What to produce: Copy each line that holds "value".
----- Available data -----
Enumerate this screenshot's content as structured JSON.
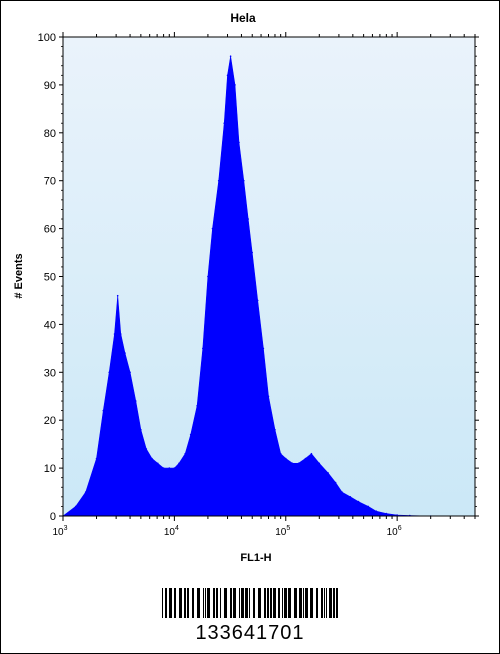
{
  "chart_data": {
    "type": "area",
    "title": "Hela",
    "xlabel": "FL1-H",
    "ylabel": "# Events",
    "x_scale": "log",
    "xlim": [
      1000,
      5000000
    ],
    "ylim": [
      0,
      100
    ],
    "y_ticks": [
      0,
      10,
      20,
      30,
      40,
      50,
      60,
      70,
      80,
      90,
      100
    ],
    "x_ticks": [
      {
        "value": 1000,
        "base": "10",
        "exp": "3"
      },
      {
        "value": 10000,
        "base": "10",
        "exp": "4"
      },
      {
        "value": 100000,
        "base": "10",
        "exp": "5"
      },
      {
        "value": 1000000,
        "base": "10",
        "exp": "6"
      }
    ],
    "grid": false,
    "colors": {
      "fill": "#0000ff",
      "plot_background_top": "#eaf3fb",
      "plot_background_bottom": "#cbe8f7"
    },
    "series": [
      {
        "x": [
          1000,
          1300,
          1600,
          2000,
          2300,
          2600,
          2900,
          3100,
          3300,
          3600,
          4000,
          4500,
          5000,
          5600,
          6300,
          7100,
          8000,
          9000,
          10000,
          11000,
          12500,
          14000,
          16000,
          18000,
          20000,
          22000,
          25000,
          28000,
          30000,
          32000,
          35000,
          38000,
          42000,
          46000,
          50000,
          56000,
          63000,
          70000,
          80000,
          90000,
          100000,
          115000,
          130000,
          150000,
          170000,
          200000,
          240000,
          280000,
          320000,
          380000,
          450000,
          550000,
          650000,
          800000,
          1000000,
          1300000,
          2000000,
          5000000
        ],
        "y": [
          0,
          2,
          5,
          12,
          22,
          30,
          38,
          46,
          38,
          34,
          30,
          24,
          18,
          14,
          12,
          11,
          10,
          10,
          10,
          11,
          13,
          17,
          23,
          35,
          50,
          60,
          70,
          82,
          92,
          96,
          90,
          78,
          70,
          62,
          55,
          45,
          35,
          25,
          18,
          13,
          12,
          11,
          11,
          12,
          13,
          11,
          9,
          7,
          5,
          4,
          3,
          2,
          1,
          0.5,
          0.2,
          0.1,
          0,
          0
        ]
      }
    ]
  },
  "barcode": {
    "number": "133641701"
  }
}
-----
Reply:
        "value": 1000,
        "value": 10000,
        "value": 100000,
        "value": 1000000,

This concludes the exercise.